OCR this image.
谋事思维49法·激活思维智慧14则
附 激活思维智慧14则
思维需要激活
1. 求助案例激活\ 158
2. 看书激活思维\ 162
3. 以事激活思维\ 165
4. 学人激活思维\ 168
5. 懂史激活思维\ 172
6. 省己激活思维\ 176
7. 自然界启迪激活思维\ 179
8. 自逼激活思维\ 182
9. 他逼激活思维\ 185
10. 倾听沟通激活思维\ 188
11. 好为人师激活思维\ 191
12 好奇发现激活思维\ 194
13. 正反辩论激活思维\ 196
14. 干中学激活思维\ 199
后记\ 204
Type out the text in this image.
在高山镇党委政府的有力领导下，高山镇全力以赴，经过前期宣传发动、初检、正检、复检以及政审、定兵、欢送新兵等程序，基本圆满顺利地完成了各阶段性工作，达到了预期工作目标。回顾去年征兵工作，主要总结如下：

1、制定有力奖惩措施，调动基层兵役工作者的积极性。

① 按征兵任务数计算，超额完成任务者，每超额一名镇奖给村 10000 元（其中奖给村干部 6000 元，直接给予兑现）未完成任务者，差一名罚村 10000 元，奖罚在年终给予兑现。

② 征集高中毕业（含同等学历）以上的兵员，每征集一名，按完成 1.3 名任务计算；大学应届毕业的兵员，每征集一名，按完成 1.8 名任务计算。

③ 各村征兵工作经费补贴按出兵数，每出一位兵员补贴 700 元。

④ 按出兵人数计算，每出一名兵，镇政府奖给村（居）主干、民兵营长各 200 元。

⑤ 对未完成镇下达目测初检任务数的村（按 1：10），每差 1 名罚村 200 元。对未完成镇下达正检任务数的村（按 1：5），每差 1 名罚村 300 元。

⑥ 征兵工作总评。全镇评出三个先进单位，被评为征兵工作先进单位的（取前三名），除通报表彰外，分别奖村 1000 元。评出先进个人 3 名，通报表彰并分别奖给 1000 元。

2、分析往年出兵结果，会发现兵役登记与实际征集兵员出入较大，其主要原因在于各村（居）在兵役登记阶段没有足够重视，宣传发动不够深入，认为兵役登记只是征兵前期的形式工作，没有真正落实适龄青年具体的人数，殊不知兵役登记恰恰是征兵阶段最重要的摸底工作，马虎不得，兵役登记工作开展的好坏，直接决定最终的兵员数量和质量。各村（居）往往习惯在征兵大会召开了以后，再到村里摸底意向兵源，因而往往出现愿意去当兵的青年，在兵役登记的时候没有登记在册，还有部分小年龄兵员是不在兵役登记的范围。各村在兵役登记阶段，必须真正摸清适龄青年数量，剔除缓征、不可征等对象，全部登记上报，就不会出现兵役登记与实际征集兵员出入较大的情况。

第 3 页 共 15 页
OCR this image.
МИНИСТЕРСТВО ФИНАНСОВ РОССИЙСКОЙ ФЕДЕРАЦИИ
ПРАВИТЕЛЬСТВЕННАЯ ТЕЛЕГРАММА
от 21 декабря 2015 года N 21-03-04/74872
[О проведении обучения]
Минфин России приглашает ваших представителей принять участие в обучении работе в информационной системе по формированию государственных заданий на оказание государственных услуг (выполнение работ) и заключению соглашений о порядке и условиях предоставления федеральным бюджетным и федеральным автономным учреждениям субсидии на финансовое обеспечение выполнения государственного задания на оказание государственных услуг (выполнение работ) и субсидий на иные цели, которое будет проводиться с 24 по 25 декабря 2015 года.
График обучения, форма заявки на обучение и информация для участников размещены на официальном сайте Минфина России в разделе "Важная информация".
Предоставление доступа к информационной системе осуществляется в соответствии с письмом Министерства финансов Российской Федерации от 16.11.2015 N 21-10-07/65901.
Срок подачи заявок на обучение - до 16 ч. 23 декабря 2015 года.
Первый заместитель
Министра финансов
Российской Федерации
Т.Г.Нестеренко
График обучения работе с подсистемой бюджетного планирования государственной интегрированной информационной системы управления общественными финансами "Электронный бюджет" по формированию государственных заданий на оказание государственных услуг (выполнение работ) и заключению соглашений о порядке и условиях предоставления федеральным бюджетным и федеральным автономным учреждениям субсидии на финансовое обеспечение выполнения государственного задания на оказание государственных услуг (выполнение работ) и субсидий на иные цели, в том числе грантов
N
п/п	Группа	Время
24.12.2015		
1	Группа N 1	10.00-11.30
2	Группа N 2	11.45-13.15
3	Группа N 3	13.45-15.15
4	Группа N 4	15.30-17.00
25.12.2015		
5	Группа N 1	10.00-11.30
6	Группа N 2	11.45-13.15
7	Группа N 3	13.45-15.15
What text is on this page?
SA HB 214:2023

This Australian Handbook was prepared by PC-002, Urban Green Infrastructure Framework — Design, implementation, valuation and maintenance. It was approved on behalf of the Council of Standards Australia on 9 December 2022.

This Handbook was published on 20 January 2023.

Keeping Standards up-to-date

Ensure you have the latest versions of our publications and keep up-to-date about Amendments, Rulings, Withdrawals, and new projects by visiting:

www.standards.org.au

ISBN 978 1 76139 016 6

__________________________________________________

TASK DESCRIPTION:
Set out exactly the run of lines that begins at the line holding "What text is on this page?" and ends at the last line of the data.

CORRECT ANSWER:
What text is on this page?
SA HB 214:2023

This Australian Handbook was prepared by PC-002, Urban Green Infrastructure Framework — Design, implementation, valuation and maintenance. It was approved on behalf of the Council of Standards Australia on 9 December 2022.

This Handbook was published on 20 January 2023.

Keeping Standards up-to-date

Ensure you have the latest versions of our publications and keep up-to-date about Amendments, Rulings, Withdrawals, and new projects by visiting:

www.standards.org.au

ISBN 978 1 76139 016 6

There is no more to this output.